* **Stated goal**
Could you reproduce the data below verbatim, from its first line through the line containing "x-tick-label: 17 bbox=[169, 558, 183, 571]", with both ends included?

* **Data shown**
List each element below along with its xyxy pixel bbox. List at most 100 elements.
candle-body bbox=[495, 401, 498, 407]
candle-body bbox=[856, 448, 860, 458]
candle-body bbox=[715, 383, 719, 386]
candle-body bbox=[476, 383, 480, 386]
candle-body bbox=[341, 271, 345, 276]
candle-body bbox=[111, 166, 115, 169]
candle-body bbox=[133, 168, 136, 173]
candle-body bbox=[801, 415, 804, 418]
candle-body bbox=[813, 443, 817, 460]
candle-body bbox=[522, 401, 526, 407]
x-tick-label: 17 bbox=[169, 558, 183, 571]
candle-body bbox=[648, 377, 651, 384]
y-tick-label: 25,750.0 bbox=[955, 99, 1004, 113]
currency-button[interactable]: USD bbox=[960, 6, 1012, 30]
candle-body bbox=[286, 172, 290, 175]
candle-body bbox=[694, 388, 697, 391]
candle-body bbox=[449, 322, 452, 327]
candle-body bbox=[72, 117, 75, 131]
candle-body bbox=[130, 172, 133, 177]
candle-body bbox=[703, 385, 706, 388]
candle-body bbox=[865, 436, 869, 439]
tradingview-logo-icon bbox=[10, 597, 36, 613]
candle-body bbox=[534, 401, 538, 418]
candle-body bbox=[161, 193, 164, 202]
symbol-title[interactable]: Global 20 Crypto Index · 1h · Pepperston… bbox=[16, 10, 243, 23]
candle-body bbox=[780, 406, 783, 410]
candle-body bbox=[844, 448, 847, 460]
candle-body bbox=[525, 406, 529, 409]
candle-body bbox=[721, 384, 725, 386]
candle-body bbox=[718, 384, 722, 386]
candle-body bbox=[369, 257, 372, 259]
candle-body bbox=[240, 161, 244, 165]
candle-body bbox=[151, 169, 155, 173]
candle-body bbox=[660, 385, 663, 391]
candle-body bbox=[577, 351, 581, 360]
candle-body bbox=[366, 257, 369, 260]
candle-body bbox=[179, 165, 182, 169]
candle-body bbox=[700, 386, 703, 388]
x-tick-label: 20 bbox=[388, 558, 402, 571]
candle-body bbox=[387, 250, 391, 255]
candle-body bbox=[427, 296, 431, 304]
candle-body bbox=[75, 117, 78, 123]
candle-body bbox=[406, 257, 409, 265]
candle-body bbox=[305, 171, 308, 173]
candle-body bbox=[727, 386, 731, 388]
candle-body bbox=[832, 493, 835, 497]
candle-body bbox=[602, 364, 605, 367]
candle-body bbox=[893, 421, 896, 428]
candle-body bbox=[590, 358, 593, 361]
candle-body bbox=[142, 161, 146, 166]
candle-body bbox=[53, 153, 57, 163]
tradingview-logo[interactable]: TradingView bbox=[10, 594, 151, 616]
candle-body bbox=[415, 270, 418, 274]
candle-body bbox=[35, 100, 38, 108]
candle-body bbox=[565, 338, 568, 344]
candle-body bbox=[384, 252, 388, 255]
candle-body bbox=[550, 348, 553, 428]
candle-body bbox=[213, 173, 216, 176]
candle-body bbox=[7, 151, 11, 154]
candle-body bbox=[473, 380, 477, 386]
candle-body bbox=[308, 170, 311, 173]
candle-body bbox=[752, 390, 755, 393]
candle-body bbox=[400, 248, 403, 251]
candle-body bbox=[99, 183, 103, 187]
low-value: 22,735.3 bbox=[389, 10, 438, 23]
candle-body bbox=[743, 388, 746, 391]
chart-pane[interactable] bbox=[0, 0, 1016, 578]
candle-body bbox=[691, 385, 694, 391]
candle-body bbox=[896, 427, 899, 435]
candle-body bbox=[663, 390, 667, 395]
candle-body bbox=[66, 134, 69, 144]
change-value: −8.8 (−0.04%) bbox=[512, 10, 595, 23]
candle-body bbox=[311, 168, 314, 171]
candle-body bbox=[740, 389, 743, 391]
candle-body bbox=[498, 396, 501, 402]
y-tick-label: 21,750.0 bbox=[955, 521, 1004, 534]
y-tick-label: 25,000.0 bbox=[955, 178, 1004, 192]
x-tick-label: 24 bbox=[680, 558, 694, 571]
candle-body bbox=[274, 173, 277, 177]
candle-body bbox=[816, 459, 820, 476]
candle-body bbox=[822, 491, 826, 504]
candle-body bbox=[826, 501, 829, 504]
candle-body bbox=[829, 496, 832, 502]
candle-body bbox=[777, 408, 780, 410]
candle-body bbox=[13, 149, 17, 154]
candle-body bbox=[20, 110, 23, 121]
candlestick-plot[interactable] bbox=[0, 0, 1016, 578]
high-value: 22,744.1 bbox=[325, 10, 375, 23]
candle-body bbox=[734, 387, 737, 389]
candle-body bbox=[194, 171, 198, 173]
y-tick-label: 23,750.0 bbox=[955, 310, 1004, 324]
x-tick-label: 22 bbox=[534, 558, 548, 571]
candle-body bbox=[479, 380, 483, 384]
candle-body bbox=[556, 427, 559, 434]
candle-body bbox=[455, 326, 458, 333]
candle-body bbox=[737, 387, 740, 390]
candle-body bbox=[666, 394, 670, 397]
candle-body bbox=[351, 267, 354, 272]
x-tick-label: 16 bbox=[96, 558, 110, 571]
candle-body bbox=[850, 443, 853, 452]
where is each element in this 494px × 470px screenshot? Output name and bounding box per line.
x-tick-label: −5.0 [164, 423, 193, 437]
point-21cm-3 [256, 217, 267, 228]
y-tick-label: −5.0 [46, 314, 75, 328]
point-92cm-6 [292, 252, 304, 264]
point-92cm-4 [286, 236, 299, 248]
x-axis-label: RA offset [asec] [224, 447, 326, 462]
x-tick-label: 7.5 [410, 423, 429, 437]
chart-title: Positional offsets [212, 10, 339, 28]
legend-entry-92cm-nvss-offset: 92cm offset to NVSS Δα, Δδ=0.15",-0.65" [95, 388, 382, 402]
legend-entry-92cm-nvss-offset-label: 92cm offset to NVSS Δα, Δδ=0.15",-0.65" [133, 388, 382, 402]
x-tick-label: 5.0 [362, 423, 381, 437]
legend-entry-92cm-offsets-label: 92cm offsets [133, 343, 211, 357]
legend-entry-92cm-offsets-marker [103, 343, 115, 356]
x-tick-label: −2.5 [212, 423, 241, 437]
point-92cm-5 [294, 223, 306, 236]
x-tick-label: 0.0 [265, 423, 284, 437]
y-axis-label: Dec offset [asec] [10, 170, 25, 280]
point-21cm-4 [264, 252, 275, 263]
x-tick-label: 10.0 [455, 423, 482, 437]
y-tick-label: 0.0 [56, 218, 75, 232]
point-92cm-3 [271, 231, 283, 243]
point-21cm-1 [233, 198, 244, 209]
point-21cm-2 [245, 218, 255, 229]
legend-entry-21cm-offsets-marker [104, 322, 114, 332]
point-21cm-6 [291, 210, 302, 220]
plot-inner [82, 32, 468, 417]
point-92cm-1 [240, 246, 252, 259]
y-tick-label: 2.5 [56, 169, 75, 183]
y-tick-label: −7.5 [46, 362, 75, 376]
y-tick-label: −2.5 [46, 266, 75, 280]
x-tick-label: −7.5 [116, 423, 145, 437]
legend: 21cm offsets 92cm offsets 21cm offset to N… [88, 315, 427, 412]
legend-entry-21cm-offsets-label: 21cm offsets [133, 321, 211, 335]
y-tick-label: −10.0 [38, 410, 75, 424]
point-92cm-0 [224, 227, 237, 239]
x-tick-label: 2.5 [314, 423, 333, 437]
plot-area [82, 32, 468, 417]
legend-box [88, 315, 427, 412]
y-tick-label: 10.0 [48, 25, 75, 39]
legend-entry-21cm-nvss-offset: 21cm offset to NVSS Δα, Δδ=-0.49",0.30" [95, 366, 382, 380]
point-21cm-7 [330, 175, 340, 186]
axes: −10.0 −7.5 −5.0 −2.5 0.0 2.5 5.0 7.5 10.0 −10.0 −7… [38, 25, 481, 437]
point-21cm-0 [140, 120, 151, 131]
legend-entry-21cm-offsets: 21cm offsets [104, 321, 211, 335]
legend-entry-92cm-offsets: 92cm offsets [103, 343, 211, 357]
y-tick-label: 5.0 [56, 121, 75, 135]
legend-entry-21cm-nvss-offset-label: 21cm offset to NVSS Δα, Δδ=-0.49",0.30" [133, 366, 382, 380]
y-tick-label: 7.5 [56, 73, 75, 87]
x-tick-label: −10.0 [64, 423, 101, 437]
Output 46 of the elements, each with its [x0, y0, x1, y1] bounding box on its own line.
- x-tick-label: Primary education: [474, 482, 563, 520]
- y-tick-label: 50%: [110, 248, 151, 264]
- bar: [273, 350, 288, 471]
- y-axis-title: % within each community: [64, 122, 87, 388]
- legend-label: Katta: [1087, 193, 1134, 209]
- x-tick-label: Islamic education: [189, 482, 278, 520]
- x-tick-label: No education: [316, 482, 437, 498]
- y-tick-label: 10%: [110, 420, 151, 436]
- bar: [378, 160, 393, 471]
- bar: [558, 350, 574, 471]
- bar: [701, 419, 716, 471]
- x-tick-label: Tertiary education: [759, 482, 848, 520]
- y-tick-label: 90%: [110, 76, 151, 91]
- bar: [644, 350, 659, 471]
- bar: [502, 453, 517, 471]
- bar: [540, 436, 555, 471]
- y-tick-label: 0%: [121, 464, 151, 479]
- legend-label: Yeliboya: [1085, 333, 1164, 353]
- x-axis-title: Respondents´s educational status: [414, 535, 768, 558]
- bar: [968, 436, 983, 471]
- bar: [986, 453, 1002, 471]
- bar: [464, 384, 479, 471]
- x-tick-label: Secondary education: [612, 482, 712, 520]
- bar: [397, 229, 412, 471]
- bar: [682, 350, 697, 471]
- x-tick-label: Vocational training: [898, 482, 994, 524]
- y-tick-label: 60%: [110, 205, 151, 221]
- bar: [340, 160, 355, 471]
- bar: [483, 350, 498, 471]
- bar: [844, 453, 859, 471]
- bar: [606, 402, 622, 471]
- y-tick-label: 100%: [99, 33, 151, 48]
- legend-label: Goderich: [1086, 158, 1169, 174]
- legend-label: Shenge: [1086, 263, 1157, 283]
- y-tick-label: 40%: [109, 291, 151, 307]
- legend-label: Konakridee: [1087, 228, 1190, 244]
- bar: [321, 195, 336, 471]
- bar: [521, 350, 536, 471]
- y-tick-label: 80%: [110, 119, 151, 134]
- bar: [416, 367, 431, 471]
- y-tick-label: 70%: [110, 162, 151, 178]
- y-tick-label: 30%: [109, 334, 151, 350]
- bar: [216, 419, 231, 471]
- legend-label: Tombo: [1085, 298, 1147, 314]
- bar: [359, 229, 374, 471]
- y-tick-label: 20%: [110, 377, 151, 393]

* **Response**
List each element below along with its xyxy pixel bbox. List at most 100 elements.
candle-body bbox=[495, 401, 498, 407]
candle-body bbox=[856, 448, 860, 458]
candle-body bbox=[715, 383, 719, 386]
candle-body bbox=[476, 383, 480, 386]
candle-body bbox=[341, 271, 345, 276]
candle-body bbox=[111, 166, 115, 169]
candle-body bbox=[133, 168, 136, 173]
candle-body bbox=[801, 415, 804, 418]
candle-body bbox=[813, 443, 817, 460]
candle-body bbox=[522, 401, 526, 407]
x-tick-label: 17 bbox=[169, 558, 183, 571]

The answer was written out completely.